[Excerpt from a dataset]

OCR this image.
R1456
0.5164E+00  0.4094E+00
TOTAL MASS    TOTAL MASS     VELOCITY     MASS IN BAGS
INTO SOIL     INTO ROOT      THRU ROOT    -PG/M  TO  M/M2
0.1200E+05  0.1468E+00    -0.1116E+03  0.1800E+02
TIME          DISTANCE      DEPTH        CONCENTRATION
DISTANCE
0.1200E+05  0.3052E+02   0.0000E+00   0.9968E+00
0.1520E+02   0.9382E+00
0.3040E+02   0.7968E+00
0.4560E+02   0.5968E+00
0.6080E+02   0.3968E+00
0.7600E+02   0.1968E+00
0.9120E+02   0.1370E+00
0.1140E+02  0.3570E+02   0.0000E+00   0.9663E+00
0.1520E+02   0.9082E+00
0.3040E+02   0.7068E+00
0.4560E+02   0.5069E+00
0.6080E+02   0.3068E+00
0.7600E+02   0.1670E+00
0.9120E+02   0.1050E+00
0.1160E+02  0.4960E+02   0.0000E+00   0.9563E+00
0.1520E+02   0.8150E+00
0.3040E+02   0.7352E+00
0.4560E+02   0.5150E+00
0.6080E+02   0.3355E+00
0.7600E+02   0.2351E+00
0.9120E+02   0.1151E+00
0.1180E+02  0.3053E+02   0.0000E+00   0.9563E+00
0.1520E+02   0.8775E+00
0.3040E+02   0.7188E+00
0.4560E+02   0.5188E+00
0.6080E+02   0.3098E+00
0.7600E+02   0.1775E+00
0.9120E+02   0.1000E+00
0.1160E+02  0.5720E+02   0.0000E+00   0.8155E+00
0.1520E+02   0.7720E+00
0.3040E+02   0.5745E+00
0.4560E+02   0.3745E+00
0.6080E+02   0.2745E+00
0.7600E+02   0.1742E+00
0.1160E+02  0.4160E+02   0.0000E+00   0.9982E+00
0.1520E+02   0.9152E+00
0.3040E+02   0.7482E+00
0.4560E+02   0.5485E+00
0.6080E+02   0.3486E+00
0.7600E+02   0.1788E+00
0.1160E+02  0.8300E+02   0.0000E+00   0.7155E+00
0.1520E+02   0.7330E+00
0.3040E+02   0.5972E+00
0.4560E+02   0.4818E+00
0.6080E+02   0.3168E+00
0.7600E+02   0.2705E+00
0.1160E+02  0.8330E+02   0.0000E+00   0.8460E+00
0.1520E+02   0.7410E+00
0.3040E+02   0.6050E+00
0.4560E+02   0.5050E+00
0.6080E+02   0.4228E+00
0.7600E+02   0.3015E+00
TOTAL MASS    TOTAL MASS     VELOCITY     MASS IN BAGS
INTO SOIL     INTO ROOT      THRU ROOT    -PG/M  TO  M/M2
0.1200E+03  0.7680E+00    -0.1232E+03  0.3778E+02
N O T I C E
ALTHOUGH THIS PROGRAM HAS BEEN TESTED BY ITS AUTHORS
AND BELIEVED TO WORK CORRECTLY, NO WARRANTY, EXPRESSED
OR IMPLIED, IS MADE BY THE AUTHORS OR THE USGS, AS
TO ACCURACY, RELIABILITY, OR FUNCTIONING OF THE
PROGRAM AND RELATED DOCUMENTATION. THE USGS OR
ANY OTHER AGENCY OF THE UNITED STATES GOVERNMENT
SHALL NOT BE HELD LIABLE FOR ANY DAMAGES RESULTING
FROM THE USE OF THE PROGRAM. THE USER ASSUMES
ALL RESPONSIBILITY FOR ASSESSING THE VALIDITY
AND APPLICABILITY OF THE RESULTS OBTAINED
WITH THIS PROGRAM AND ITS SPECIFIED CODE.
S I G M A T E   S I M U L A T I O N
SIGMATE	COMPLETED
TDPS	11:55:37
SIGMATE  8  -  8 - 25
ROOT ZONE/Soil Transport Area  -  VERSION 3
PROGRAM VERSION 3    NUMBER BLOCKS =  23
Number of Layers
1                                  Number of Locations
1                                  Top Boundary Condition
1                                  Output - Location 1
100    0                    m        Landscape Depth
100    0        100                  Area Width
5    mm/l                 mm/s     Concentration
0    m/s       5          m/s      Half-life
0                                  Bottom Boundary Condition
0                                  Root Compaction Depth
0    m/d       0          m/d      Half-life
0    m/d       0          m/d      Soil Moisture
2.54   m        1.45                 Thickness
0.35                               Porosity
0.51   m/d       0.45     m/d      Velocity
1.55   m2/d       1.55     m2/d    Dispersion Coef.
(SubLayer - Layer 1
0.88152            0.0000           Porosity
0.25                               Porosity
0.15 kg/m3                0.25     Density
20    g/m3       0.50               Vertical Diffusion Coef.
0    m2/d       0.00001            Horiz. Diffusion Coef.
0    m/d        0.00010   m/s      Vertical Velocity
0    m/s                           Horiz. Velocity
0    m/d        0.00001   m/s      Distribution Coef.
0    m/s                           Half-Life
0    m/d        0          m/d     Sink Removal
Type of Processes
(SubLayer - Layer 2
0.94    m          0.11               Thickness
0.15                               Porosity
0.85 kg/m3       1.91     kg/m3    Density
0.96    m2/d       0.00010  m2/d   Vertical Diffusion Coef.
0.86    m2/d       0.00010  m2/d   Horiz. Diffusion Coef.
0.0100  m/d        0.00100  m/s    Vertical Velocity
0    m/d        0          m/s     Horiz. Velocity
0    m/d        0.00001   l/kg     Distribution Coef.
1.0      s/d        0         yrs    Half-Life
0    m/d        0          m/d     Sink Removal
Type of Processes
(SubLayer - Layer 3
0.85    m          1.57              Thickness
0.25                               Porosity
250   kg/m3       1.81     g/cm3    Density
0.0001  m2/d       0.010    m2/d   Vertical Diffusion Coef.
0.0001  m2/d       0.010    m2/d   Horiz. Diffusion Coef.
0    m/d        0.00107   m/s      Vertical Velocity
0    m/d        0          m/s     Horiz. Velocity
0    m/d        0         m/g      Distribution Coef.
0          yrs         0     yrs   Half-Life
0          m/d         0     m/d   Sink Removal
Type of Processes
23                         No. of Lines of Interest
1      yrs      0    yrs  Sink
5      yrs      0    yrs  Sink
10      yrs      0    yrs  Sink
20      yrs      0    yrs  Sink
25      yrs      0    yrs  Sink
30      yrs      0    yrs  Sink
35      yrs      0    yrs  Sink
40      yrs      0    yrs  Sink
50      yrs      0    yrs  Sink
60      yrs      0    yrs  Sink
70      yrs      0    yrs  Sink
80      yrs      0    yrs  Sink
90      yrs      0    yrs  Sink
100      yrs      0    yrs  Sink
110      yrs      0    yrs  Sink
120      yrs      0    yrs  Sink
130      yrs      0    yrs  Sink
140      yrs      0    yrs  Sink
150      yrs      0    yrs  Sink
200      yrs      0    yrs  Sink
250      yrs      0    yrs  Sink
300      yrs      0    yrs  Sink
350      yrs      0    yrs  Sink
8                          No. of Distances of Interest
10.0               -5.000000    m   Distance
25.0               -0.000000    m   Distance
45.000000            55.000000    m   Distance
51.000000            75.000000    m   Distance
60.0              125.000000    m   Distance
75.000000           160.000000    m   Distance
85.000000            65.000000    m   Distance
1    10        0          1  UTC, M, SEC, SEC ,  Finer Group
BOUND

▶ _Instruction_:
Exactly as they are written, print the entries again.

▶ _Result for this exercise_:
OCR this image.
R1456
0.5164E+00  0.4094E+00
TOTAL MASS    TOTAL MASS     VELOCITY     MASS IN BAGS
INTO SOIL     INTO ROOT      THRU ROOT    -PG/M  TO  M/M2
0.1200E+05  0.1468E+00    -0.1116E+03  0.1800E+02
TIME          DISTANCE      DEPTH        CONCENTRATION
DISTANCE
0.1200E+05  0.3052E+02   0.0000E+00   0.9968E+00
0.1520E+02   0.9382E+00
0.3040E+02   0.7968E+00
0.4560E+02   0.5968E+00
0.6080E+02   0.3968E+00
0.7600E+02   0.1968E+00
0.9120E+02   0.1370E+00
0.1140E+02  0.3570E+02   0.0000E+00   0.9663E+00
0.1520E+02   0.9082E+00
0.3040E+02   0.7068E+00
0.4560E+02   0.5069E+00
0.6080E+02   0.3068E+00
0.7600E+02   0.1670E+00
0.9120E+02   0.1050E+00
0.1160E+02  0.4960E+02   0.0000E+00   0.9563E+00
0.1520E+02   0.8150E+00
0.3040E+02   0.7352E+00
0.4560E+02   0.5150E+00
0.6080E+02   0.3355E+00
0.7600E+02   0.2351E+00
0.9120E+02   0.1151E+00
0.1180E+02  0.3053E+02   0.0000E+00   0.9563E+00
0.1520E+02   0.8775E+00
0.3040E+02   0.7188E+00
0.4560E+02   0.5188E+00
0.6080E+02   0.3098E+00
0.7600E+02   0.1775E+00
0.9120E+02   0.1000E+00
0.1160E+02  0.5720E+02   0.0000E+00   0.8155E+00
0.1520E+02   0.7720E+00
0.3040E+02   0.5745E+00
0.4560E+02   0.3745E+00
0.6080E+02   0.2745E+00
0.7600E+02   0.1742E+00
0.1160E+02  0.4160E+02   0.0000E+00   0.9982E+00
0.1520E+02   0.9152E+00
0.3040E+02   0.7482E+00
0.4560E+02   0.5485E+00
0.6080E+02   0.3486E+00
0.7600E+02   0.1788E+00
0.1160E+02  0.8300E+02   0.0000E+00   0.7155E+00
0.1520E+02   0.7330E+00
0.3040E+02   0.5972E+00
0.4560E+02   0.4818E+00
0.6080E+02   0.3168E+00
0.7600E+02   0.2705E+00
0.1160E+02  0.8330E+02   0.0000E+00   0.8460E+00
0.1520E+02   0.7410E+00
0.3040E+02   0.6050E+00
0.4560E+02   0.5050E+00
0.6080E+02   0.4228E+00
0.7600E+02   0.3015E+00
TOTAL MASS    TOTAL MASS     VELOCITY     MASS IN BAGS
INTO SOIL     INTO ROOT      THRU ROOT    -PG/M  TO  M/M2
0.1200E+03  0.7680E+00    -0.1232E+03  0.3778E+02
N O T I C E
ALTHOUGH THIS PROGRAM HAS BEEN TESTED BY ITS AUTHORS
AND BELIEVED TO WORK CORRECTLY, NO WARRANTY, EXPRESSED
OR IMPLIED, IS MADE BY THE AUTHORS OR THE USGS, AS
TO ACCURACY, RELIABILITY, OR FUNCTIONING OF THE
PROGRAM AND RELATED DOCUMENTATION. THE USGS OR
ANY OTHER AGENCY OF THE UNITED STATES GOVERNMENT
SHALL NOT BE HELD LIABLE FOR ANY DAMAGES RESULTING
FROM THE USE OF THE PROGRAM. THE USER ASSUMES
ALL RESPONSIBILITY FOR ASSESSING THE VALIDITY
AND APPLICABILITY OF THE RESULTS OBTAINED
WITH THIS PROGRAM AND ITS SPECIFIED CODE.
S I G M A T E   S I M U L A T I O N
SIGMATE	COMPLETED
TDPS	11:55:37
SIGMATE  8  -  8 - 25
ROOT ZONE/Soil Transport Area  -  VERSION 3
PROGRAM VERSION 3    NUMBER BLOCKS =  23
Number of Layers
1                                  Number of Locations
1                                  Top Boundary Condition
1                                  Output - Location 1
100    0                    m        Landscape Depth
100    0        100                  Area Width
5    mm/l                 mm/s     Concentration
0    m/s       5          m/s      Half-life
0                                  Bottom Boundary Condition
0                                  Root Compaction Depth
0    m/d       0          m/d      Half-life
0    m/d       0          m/d      Soil Moisture
2.54   m        1.45                 Thickness
0.35                               Porosity
0.51   m/d       0.45     m/d      Velocity
1.55   m2/d       1.55     m2/d    Dispersion Coef.
(SubLayer - Layer 1
0.88152            0.0000           Porosity
0.25                               Porosity
0.15 kg/m3                0.25     Density
20    g/m3       0.50               Vertical Diffusion Coef.
0    m2/d       0.00001            Horiz. Diffusion Coef.
0    m/d        0.00010   m/s      Vertical Velocity
0    m/s                           Horiz. Velocity
0    m/d        0.00001   m/s      Distribution Coef.
0    m/s                           Half-Life
0    m/d        0          m/d     Sink Removal
Type of Processes
(SubLayer - Layer 2
0.94    m          0.11               Thickness
0.15                               Porosity
0.85 kg/m3       1.91     kg/m3    Density
0.96    m2/d       0.00010  m2/d   Vertical Diffusion Coef.
0.86    m2/d       0.00010  m2/d   Horiz. Diffusion Coef.
0.0100  m/d        0.00100  m/s    Vertical Velocity
0    m/d        0          m/s     Horiz. Velocity
0    m/d        0.00001   l/kg     Distribution Coef.
1.0      s/d        0         yrs    Half-Life
0    m/d        0          m/d     Sink Removal
Type of Processes
(SubLayer - Layer 3
0.85    m          1.57              Thickness
0.25                               Porosity
250   kg/m3       1.81     g/cm3    Density
0.0001  m2/d       0.010    m2/d   Vertical Diffusion Coef.
0.0001  m2/d       0.010    m2/d   Horiz. Diffusion Coef.
0    m/d        0.00107   m/s      Vertical Velocity
0    m/d        0          m/s     Horiz. Velocity
0    m/d        0         m/g      Distribution Coef.
0          yrs         0     yrs   Half-Life
0          m/d         0     m/d   Sink Removal
Type of Processes
23                         No. of Lines of Interest
1      yrs      0    yrs  Sink
5      yrs      0    yrs  Sink
10      yrs      0    yrs  Sink
20      yrs      0    yrs  Sink
25      yrs      0    yrs  Sink
30      yrs      0    yrs  Sink
35      yrs      0    yrs  Sink
40      yrs      0    yrs  Sink
50      yrs      0    yrs  Sink
60      yrs      0    yrs  Sink
70      yrs      0    yrs  Sink
80      yrs      0    yrs  Sink
90      yrs      0    yrs  Sink
100      yrs      0    yrs  Sink
110      yrs      0    yrs  Sink
120      yrs      0    yrs  Sink
130      yrs      0    yrs  Sink
140      yrs      0    yrs  Sink
150      yrs      0    yrs  Sink
200      yrs      0    yrs  Sink
250      yrs      0    yrs  Sink
300      yrs      0    yrs  Sink
350      yrs      0    yrs  Sink
8                          No. of Distances of Interest
10.0               -5.000000    m   Distance
25.0               -0.000000    m   Distance
45.000000            55.000000    m   Distance
51.000000            75.000000    m   Distance
60.0              125.000000    m   Distance
75.000000           160.000000    m   Distance
85.000000            65.000000    m   Distance
1    10        0          1  UTC, M, SEC, SEC ,  Finer Group
BOUND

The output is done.